▶ [WORK INSTRUCTIONS]
Extract and list every line that contains the word "this".

* BEGIN PROVIDED MATERIAL *

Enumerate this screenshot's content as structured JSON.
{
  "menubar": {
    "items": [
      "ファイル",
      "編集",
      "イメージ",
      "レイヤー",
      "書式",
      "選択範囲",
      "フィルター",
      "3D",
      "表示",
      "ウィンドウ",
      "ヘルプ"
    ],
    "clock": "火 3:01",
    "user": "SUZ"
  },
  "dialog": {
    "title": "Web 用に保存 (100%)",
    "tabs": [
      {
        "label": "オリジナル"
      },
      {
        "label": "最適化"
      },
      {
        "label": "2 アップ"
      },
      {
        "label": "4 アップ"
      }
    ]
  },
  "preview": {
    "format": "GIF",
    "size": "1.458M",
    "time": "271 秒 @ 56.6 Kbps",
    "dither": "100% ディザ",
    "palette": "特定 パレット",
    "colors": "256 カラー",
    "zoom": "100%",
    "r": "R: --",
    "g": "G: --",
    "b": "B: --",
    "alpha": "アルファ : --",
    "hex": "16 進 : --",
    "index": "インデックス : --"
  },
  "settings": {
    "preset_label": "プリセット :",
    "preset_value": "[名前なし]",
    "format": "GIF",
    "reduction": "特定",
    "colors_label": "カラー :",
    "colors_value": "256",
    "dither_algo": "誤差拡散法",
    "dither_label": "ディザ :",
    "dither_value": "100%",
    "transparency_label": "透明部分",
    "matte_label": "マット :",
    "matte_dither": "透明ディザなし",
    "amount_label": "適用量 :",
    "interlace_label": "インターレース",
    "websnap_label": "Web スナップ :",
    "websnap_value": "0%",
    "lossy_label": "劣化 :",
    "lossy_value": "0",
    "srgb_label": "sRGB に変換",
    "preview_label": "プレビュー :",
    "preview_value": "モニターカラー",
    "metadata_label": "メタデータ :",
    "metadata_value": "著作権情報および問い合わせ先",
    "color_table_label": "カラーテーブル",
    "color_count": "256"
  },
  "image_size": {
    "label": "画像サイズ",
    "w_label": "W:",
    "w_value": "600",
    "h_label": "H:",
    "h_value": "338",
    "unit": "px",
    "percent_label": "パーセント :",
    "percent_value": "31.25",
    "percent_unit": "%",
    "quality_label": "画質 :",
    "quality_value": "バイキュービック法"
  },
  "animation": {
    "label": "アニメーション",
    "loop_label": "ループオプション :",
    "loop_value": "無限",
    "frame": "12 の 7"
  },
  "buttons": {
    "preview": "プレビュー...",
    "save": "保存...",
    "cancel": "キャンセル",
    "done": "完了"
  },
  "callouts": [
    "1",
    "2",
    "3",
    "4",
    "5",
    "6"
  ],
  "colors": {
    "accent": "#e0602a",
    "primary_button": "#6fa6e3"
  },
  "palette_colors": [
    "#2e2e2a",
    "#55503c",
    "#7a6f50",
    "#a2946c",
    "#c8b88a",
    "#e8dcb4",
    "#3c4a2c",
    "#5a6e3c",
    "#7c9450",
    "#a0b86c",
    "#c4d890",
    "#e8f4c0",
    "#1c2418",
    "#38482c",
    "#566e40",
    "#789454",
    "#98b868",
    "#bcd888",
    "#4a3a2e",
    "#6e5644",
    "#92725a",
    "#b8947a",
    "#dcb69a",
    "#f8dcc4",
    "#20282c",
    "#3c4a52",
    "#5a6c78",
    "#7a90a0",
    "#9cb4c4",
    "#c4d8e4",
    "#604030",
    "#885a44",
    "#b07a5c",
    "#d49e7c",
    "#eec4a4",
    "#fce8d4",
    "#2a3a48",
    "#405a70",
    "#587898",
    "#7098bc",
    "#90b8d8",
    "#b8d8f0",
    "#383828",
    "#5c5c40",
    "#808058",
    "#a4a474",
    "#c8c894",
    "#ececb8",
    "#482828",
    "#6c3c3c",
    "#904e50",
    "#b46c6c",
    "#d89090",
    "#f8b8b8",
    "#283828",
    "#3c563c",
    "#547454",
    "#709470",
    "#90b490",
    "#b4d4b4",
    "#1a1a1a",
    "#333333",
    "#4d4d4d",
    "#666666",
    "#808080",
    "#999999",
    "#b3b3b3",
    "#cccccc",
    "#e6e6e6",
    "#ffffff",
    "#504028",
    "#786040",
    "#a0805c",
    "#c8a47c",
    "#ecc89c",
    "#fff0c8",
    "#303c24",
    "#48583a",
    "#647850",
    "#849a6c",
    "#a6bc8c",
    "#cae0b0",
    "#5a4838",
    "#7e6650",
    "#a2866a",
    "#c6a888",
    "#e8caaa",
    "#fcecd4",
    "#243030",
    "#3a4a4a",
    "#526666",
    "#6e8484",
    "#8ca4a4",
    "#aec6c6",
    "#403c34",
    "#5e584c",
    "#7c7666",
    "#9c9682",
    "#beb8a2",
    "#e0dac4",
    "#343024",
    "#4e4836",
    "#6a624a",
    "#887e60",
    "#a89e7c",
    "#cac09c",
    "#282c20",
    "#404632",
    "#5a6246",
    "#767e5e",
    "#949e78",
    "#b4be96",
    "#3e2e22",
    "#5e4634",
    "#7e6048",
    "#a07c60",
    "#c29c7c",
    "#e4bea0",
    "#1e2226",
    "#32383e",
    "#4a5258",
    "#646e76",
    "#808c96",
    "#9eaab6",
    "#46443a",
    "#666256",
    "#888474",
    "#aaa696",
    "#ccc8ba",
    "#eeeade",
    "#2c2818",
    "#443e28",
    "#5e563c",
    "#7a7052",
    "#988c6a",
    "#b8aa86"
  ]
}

* END PROVIDED MATERIAL *
* BEGIN PROVIDED MATERIAL *

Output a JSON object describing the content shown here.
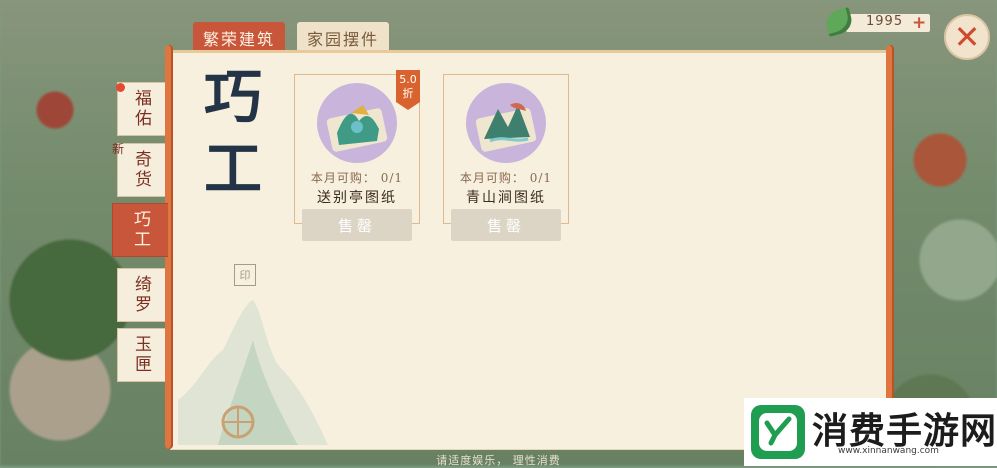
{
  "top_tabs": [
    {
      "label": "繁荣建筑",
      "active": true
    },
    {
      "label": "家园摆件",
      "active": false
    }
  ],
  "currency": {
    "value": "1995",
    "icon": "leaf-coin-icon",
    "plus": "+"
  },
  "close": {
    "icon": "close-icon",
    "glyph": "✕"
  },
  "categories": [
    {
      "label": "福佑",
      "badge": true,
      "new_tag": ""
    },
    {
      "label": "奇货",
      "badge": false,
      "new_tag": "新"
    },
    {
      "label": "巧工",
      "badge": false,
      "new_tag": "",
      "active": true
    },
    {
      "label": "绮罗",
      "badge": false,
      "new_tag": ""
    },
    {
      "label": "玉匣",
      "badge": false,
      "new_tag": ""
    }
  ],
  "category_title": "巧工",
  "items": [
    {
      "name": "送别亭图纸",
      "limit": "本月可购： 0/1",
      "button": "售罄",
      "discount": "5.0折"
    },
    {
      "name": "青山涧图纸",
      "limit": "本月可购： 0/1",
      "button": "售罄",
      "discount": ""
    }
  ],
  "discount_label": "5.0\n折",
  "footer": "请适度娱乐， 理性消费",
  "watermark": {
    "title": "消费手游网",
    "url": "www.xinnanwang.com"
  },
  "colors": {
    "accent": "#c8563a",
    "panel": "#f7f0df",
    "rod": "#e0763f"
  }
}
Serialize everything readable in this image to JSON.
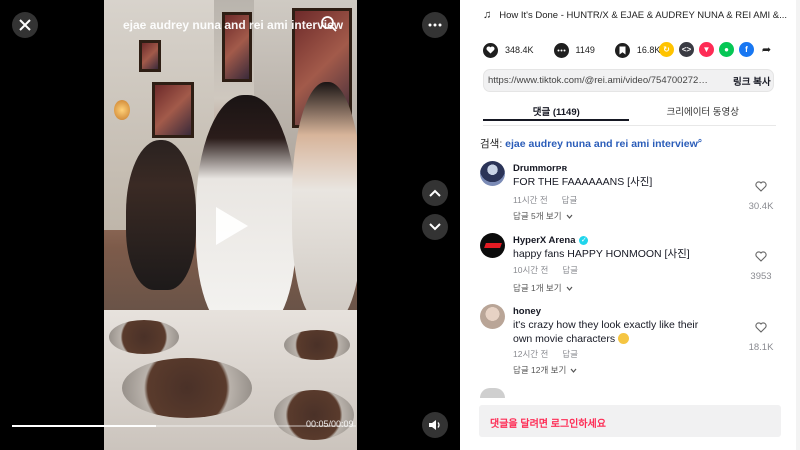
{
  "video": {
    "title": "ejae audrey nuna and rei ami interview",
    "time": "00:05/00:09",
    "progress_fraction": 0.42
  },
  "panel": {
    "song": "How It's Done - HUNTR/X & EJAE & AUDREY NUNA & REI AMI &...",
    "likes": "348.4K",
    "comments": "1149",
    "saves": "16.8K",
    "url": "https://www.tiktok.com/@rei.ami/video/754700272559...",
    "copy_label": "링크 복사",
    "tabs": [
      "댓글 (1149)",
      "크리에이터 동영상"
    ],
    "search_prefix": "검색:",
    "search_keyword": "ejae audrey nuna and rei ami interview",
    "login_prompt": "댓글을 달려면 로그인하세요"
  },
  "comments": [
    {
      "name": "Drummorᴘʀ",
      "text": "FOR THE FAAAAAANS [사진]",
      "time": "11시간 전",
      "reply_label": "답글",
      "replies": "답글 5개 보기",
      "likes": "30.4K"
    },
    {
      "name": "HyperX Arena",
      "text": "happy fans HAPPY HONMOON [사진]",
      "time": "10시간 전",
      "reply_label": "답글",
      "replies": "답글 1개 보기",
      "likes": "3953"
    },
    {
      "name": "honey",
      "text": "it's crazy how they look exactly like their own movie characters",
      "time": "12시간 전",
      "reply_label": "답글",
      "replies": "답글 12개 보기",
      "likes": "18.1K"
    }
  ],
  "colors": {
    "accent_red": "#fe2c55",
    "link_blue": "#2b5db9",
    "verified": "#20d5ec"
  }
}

* END PROVIDED MATERIAL *
* BEGIN PROVIDED MATERIAL *

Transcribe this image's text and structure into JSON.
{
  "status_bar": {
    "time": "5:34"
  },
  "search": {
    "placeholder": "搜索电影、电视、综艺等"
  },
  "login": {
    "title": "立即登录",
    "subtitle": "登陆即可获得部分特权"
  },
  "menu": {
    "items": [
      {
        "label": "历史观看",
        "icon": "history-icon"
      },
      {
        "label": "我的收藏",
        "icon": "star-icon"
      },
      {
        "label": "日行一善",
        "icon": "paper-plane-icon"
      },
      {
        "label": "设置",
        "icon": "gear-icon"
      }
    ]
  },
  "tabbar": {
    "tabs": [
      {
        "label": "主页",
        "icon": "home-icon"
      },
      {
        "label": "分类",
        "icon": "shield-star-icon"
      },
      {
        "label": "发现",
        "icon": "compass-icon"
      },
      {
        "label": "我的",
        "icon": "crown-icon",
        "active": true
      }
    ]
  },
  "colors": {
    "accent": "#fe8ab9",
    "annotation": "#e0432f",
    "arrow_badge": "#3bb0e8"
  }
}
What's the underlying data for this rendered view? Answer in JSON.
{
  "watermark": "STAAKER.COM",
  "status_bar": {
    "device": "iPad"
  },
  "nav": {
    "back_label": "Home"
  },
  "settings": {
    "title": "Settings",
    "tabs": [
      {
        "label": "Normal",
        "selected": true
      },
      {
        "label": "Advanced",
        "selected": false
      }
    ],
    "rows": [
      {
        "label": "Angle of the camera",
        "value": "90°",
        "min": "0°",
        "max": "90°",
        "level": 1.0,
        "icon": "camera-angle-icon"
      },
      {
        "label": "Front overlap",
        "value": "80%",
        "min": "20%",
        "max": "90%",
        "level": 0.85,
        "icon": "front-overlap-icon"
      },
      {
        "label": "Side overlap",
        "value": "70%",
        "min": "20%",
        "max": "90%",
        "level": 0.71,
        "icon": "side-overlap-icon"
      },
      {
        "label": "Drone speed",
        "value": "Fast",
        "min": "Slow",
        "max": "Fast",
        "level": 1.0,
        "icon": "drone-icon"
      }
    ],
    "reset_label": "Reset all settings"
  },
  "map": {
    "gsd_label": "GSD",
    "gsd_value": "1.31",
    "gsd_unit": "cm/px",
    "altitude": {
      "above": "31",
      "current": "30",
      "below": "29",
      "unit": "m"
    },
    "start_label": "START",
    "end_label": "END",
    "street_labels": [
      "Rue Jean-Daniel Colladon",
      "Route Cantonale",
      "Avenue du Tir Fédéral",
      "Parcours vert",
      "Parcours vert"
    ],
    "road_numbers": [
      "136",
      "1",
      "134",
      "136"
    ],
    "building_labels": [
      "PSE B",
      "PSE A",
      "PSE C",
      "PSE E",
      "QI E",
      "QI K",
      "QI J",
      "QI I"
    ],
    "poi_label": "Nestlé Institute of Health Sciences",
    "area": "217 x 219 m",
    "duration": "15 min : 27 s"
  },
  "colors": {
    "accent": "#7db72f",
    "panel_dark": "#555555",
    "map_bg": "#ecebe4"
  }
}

* END PROVIDED MATERIAL *

▶ [FINAL RESULT]
Enumerate this screenshot's content as structured JSON.
Serialize everything readable in this image to JSON.
Transcribe this image's text and structure into JSON.
What's the underlying data for this rendered view? Answer in JSON.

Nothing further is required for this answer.